*Passage shown*:
= Beginning of Section =

Article ID | Journal | Published Year | Pages | File Type |
---|---|---|---|---|
2827222 | Blood Cells, Molecules, and Diseases | 2015 | 6 Pages |
Mutations of isocitrate dehydrogenase isoform 1 and 2 (IDH1 and IDH2) genes have been identified in glioblastoma and acute myeloid leukemia (AML). However, little is known about the molecular alterations of IDH genes in preleukemic disorders with a propensity to transform to AML. We performed polymerase chain reaction–denaturing high performance liquid chromatography (PCR–DHPLC) followed by direct sequencing to detect IDH mutations in 237 patients with myeloproliferative neoplasms (MPNs; n = 108), myelodysplastic syndrome (MDS; n = 22), paroxysmal nocturnal hemoglobinuria (PNH; n = 41), and aplastic anemia (AA; n = 66). No IDH1 R132 and IDH2 R172 mutations were identified in the entire cohort, whereas IDH1 G105G allele was detected in 4/108 MPN (3.70%), 2/22 MDS (9.09%), and 2/41 PNH (4.88%) patients. Three IDH2 R140Q mutations were found in 2/108 MPN (1.85%) and 1/22 MDS (4.54%) patients, while one IDH2 G145G allele was found in 0.92% (1/108) of MPN patients. Overall, our data suggest that IDH mutations are rare in the preleukemic disorders and may not be the major initial step in AML leukemogenesis.

= End of Section =

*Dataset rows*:
= Beginning of Section =

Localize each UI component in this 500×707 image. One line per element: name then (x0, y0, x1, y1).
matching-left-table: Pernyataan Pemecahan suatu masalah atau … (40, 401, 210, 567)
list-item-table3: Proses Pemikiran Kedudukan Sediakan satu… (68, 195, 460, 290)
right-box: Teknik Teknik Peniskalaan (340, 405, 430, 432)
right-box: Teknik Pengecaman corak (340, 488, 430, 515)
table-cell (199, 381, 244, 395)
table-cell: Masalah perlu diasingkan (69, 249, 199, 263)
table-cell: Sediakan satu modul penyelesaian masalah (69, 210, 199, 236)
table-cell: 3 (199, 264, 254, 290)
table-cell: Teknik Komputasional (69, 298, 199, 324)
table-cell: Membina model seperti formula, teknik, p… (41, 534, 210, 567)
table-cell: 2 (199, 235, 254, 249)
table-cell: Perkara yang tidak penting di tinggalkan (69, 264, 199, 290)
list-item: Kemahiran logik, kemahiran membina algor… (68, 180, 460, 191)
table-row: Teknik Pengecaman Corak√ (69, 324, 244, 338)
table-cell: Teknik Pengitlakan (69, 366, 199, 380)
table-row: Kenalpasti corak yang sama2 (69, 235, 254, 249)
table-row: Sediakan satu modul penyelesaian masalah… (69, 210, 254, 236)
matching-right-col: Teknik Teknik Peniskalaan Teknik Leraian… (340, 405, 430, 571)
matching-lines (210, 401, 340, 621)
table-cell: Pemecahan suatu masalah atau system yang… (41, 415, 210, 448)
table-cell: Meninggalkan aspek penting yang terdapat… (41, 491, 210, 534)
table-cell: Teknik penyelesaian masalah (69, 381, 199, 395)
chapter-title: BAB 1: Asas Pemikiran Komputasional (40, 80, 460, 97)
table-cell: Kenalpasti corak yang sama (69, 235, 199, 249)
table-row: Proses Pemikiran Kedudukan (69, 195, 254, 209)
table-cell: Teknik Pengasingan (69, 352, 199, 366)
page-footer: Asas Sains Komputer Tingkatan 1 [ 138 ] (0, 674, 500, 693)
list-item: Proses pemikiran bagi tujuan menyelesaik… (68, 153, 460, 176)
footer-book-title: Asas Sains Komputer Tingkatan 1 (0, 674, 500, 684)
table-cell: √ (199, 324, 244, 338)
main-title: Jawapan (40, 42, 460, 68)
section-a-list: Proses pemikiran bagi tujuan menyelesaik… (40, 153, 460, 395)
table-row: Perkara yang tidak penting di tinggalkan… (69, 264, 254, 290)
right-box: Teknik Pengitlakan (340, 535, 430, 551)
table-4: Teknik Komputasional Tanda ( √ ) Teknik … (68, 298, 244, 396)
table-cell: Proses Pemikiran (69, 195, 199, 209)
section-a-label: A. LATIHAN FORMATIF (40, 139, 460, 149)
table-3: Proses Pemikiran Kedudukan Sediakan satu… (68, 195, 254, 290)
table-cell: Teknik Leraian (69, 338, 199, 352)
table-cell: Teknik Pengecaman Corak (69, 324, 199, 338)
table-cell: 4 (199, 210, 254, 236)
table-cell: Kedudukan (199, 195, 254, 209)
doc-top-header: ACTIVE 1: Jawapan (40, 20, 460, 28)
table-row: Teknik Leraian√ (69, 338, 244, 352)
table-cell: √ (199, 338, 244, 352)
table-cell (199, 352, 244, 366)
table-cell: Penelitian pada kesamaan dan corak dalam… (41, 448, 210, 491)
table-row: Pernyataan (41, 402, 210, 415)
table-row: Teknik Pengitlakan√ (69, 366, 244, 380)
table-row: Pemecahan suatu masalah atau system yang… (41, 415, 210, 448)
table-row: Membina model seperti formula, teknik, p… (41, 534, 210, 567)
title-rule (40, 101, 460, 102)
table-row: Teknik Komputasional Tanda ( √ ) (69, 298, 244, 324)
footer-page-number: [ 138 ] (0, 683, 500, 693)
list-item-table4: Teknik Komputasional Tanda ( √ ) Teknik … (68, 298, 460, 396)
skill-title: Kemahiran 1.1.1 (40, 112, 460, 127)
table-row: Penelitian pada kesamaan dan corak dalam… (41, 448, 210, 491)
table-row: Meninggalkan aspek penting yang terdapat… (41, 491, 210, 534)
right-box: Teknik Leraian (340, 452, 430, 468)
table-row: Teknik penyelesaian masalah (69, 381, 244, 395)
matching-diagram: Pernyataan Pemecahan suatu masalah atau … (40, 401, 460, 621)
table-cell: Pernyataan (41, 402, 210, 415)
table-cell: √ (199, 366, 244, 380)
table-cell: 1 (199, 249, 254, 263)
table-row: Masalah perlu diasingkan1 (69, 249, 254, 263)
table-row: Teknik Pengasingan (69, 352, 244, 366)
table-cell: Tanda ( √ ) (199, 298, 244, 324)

= End of Section =

*Work to be completed*:
Translate this sentence from the abstract on IDH mutations into Spanish: "However, little is known about the molecular alterations of IDH genes in preleukemic disorders with a propensity to transform to AML." The rows above aren't needed.

*Solution*:
Sin embargo, se sabe poco sobre las alteraciones moleculares de los genes IDH en los trastornos preleucémicos con propensión a transformarse en LMA.